- Aim
Please report every line from the material that contains the word "三个选项中选出最佳选项".

- Input records
====
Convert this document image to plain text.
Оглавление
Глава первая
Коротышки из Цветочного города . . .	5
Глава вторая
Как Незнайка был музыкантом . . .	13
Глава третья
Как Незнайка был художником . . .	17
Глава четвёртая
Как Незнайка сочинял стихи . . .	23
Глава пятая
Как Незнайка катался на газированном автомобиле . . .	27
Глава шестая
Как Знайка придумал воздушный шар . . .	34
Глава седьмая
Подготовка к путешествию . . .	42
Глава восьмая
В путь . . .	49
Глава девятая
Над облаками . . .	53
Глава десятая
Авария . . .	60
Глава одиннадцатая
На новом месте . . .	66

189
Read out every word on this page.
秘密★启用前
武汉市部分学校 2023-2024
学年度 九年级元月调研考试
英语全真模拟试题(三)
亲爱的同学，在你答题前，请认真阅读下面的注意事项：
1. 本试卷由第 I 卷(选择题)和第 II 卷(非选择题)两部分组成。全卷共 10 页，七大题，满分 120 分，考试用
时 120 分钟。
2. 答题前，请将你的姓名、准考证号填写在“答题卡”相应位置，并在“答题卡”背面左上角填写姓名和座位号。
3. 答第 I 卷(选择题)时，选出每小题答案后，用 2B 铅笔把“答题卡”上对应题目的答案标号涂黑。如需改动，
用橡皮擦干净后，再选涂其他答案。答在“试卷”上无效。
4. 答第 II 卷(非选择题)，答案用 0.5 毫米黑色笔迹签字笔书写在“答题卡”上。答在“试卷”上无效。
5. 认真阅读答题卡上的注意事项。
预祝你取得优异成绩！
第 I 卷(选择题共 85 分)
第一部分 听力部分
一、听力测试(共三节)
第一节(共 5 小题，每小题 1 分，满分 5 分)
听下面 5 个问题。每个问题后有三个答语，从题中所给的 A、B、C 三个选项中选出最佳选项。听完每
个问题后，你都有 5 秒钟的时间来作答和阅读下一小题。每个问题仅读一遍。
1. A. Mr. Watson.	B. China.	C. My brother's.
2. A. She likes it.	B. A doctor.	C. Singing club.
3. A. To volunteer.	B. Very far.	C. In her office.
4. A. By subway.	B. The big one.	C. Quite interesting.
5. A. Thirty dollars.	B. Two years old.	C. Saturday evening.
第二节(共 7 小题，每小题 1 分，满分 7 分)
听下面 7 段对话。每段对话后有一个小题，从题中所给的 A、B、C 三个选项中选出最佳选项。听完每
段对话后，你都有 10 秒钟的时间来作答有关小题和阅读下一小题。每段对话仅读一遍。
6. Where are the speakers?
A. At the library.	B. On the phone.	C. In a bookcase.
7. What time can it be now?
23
====
- Exercise result
听下面 5 个问题。每个问题后有三个答语，从题中所给的 A、B、C 三个选项中选出最佳选项。听完每
听下面 7 段对话。每段对话后有一个小题，从题中所给的 A、B、C 三个选项中选出最佳选项。听完每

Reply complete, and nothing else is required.